**Material for this exercise**:
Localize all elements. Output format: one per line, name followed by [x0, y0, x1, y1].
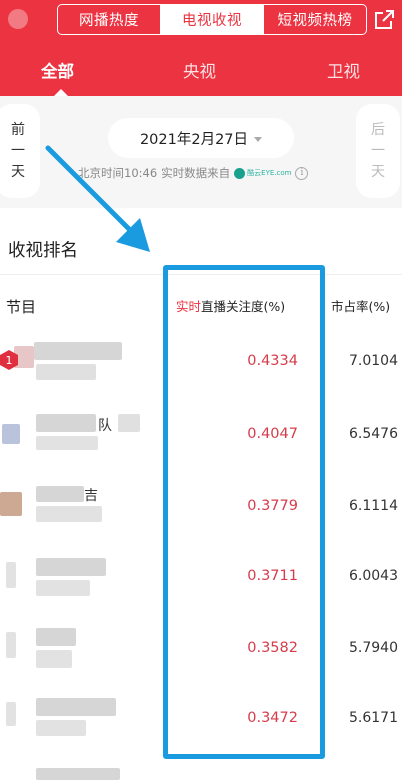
...
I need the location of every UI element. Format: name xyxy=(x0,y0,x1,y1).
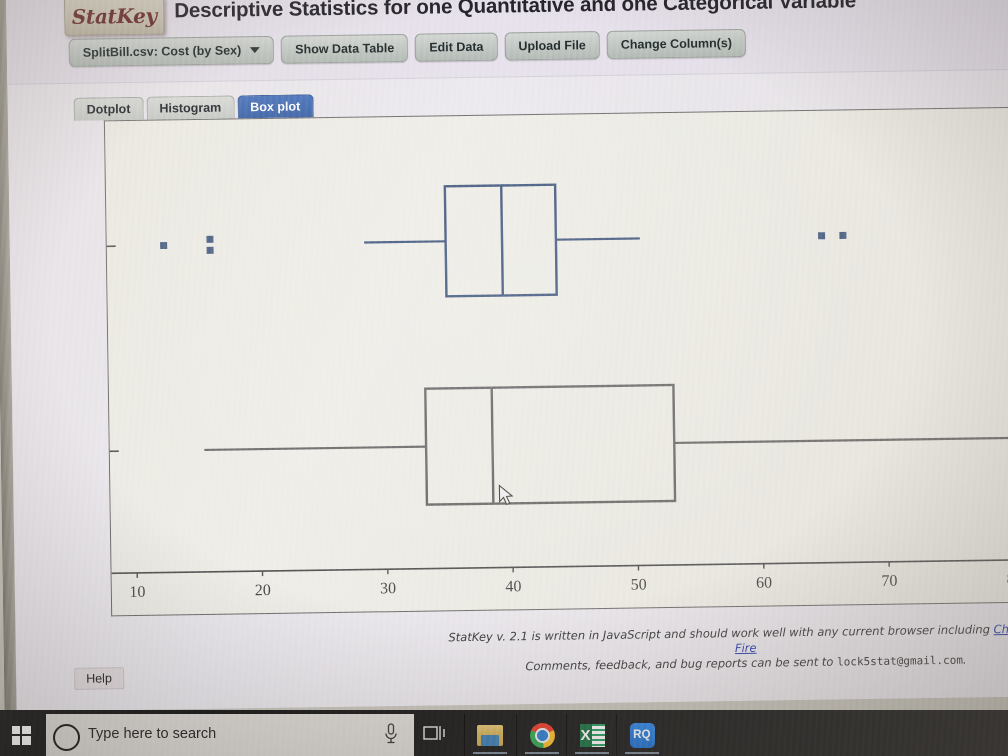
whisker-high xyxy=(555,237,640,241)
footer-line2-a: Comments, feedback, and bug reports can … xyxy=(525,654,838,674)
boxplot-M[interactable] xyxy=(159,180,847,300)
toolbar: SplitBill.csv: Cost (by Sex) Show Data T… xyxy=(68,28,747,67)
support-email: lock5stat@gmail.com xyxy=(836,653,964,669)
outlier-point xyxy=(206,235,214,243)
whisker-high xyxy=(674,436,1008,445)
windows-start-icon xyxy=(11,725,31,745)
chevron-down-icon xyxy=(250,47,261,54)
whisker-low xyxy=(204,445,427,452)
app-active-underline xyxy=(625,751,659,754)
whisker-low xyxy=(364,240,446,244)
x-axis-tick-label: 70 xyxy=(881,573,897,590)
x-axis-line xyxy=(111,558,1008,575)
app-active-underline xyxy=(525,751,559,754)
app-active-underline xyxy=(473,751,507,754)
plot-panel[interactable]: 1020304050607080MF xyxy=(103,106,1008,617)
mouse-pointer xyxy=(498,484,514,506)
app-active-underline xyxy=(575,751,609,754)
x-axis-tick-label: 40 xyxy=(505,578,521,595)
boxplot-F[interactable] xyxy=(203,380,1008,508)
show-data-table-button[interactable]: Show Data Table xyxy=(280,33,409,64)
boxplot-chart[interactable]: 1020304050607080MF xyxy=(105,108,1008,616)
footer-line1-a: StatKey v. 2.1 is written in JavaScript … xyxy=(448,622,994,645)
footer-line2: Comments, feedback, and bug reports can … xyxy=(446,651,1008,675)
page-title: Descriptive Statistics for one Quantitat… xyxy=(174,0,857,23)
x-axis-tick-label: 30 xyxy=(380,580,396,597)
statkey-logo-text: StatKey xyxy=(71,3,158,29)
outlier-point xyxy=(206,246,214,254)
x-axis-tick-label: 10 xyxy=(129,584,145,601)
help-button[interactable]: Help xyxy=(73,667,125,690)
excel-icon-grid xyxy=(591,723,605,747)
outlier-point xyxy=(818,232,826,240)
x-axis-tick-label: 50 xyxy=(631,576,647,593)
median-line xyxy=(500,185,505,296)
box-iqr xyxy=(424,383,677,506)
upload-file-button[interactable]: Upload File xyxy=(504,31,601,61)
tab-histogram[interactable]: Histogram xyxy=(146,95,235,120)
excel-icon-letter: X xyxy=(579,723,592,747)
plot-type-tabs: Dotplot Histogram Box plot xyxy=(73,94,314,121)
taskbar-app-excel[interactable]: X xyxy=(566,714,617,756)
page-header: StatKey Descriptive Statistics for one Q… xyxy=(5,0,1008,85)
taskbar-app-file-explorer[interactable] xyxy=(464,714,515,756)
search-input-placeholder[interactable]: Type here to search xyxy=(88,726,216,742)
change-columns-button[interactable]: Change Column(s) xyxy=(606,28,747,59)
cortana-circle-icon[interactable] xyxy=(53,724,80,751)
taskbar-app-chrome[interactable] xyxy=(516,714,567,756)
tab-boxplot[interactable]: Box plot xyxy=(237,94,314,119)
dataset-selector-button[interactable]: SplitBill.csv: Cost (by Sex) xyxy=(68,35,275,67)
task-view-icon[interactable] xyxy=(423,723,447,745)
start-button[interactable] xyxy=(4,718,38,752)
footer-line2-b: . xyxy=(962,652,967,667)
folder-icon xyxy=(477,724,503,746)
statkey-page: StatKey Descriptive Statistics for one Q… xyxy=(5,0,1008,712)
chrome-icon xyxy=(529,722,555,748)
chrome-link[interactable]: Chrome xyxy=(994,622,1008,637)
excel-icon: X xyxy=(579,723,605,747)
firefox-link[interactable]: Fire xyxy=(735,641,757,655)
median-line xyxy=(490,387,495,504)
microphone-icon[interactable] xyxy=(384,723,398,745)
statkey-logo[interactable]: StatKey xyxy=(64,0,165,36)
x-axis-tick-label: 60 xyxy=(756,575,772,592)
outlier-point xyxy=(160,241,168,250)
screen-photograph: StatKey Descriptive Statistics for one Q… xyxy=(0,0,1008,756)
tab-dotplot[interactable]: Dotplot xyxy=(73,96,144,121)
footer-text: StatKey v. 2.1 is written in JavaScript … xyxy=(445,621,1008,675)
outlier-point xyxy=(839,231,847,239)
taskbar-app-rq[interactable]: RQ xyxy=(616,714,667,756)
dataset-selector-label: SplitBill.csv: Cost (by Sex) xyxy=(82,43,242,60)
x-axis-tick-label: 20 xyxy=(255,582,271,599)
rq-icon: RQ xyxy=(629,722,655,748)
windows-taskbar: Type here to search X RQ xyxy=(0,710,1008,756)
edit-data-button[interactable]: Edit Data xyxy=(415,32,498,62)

**Task**: Arrange the lines of the material above as a JSON list of strings, one string per line with blank lines left out, covering only the part that opens with the line containing "I need the location" and closes with the line containing "outlier-point xyxy=(206,246,214,254)", both included. Leave the pictures out of the list.

**Response to this exercise**:
[
  "I need the location of every UI element. Format: name xyxy=(x0,y0,x1,y1).",
  "whisker-high xyxy=(555,237,640,241)",
  "footer-line2-a: Comments, feedback, and bug reports can … xyxy=(525,654,838,674)",
  "boxplot-M[interactable] xyxy=(159,180,847,300)",
  "toolbar: SplitBill.csv: Cost (by Sex) Show Data T… xyxy=(68,28,747,67)",
  "support-email: lock5stat@gmail.com xyxy=(836,653,964,669)",
  "outlier-point xyxy=(206,235,214,243)",
  "whisker-high xyxy=(674,436,1008,445)",
  "windows-start-icon xyxy=(11,725,31,745)",
  "chevron-down-icon xyxy=(250,47,261,54)",
  "whisker-low xyxy=(204,445,427,452)",
  "app-active-underline xyxy=(625,751,659,754)",
  "whisker-low xyxy=(364,240,446,244)",
  "x-axis-tick-label: 70 xyxy=(881,573,897,590)",
  "x-axis-line xyxy=(111,558,1008,575)",
  "app-active-underline xyxy=(525,751,559,754)",
  "app-active-underline xyxy=(473,751,507,754)",
  "plot-panel[interactable]: 1020304050607080MF xyxy=(103,106,1008,617)",
  "mouse-pointer xyxy=(498,484,514,506)",
  "app-active-underline xyxy=(575,751,609,754)",
  "x-axis-tick-label: 40 xyxy=(505,578,521,595)",
  "boxplot-F[interactable] xyxy=(203,380,1008,508)",
  "show-data-table-button[interactable]: Show Data Table xyxy=(280,33,409,64)",
  "boxplot-chart[interactable]: 1020304050607080MF xyxy=(105,108,1008,616)",
  "footer-line1-a: StatKey v. 2.1 is written in JavaScript … xyxy=(448,622,994,645)",
  "footer-line2: Comments, feedback, and bug reports can … xyxy=(446,651,1008,675)",
  "page-title: Descriptive Statistics for one Quantitat… xyxy=(174,0,857,23)",
  "x-axis-tick-label: 30 xyxy=(380,580,396,597)",
  "statkey-logo-text: StatKey xyxy=(71,3,158,29)",
  "outlier-point xyxy=(206,246,214,254)"
]